◆ AIM OF THE TASK
Report back each line of the records that contains the string "SPÓDNICE".

=== EXTRACTED DATA ===

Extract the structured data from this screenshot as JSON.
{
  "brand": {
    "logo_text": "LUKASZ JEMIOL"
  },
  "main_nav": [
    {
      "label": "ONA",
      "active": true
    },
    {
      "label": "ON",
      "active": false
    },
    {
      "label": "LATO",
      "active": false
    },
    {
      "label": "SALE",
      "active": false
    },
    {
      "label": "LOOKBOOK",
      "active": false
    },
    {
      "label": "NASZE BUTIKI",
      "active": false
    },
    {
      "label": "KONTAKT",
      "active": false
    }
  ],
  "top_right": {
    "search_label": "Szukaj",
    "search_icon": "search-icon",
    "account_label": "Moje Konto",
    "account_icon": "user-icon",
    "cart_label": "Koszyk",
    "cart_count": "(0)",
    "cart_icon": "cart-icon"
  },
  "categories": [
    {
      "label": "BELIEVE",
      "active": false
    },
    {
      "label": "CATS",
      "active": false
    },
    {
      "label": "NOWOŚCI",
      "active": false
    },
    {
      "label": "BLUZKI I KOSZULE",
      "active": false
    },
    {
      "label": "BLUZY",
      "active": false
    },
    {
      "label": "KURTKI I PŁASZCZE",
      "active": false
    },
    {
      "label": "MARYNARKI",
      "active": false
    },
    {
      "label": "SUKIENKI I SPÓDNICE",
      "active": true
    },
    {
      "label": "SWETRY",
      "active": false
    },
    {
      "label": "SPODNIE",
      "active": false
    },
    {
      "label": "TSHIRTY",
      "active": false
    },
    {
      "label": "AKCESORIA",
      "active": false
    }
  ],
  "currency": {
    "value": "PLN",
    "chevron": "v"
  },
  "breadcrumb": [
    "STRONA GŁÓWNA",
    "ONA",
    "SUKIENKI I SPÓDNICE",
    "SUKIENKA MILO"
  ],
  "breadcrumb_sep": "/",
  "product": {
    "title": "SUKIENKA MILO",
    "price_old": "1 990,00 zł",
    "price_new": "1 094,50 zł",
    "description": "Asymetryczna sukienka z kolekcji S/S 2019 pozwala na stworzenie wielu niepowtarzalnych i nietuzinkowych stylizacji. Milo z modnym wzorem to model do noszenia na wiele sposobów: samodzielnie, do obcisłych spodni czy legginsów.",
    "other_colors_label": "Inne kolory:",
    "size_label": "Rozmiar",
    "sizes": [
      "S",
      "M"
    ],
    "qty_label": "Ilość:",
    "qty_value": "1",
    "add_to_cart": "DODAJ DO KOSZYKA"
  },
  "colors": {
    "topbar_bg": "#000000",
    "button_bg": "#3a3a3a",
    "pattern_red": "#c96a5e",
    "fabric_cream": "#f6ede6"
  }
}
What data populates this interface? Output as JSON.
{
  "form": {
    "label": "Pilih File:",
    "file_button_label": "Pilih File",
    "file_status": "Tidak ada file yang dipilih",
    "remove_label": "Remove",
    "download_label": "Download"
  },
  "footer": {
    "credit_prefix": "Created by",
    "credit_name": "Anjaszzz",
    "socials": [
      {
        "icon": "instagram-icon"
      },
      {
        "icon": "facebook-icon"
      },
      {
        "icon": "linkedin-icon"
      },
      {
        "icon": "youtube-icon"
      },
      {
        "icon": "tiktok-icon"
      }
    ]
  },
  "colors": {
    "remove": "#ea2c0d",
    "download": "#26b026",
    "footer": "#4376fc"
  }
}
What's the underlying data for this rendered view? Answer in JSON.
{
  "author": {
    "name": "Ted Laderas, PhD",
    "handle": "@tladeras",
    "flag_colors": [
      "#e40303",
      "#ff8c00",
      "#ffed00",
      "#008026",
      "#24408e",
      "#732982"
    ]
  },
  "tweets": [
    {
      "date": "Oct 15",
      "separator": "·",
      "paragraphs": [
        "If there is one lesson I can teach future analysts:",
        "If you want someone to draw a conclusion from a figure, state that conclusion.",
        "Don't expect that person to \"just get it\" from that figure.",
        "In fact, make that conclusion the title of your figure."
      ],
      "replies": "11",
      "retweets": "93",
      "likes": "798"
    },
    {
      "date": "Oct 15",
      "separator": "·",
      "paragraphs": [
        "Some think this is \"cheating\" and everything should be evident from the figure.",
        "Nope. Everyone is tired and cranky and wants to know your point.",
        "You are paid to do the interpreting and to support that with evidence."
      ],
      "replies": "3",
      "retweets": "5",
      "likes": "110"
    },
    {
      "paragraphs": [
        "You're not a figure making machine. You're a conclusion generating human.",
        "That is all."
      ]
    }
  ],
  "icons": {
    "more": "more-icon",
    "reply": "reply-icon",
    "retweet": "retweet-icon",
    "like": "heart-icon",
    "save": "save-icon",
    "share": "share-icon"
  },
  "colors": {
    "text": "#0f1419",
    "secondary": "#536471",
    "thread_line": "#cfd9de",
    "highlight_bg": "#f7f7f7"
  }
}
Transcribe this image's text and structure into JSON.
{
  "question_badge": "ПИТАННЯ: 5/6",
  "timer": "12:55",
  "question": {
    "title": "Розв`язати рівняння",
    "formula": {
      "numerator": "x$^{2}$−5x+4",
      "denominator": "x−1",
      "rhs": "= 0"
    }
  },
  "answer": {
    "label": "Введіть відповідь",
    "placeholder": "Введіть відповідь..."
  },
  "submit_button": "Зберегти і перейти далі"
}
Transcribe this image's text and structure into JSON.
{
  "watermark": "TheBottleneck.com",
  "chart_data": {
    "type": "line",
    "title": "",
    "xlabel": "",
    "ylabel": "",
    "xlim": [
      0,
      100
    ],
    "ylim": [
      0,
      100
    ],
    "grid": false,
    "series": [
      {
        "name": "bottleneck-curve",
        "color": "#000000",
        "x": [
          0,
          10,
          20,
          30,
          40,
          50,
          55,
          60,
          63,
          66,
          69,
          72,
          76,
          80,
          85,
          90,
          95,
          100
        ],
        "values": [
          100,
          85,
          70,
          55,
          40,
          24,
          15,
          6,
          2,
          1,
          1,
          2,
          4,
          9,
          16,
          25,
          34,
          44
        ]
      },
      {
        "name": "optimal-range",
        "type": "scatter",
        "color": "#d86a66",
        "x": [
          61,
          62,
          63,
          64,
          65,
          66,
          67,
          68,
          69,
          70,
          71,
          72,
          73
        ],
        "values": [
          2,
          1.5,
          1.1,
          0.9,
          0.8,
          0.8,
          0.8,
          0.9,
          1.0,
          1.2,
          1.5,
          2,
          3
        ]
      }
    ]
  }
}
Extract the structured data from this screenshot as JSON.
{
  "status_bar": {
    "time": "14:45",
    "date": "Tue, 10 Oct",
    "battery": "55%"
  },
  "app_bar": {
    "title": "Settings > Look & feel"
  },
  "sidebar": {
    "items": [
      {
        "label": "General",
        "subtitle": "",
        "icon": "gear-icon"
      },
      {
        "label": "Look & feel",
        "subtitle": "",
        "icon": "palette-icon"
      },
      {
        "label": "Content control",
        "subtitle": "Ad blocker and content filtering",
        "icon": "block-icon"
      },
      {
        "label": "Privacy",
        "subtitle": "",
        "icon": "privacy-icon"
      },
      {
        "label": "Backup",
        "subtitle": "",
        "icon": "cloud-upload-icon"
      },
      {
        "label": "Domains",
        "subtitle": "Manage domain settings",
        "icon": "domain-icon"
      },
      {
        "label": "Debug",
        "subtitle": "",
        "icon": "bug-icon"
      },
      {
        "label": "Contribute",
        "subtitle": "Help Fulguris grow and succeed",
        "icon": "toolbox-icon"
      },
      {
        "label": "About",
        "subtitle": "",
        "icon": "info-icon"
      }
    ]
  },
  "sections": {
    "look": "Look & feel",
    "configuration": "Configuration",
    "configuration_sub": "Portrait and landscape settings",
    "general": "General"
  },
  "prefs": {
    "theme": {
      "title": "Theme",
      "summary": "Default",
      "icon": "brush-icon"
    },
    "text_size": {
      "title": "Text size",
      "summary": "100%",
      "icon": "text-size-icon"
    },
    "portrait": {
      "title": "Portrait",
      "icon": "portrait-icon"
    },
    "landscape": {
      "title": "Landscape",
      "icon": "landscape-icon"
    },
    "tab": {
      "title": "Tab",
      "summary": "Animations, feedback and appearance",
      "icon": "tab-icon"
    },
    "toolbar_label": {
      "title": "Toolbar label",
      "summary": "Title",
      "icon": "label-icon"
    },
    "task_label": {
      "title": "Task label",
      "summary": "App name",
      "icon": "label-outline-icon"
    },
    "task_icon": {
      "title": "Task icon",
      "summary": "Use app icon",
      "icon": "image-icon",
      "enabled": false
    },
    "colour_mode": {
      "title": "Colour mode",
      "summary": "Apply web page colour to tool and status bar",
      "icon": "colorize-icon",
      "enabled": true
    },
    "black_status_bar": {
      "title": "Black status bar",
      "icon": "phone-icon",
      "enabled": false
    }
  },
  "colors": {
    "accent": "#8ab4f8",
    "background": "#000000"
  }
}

===

◆ CORRECT ANSWER
      "label": "SUKIENKI I SPÓDNICE",
    "SUKIENKI I SPÓDNICE",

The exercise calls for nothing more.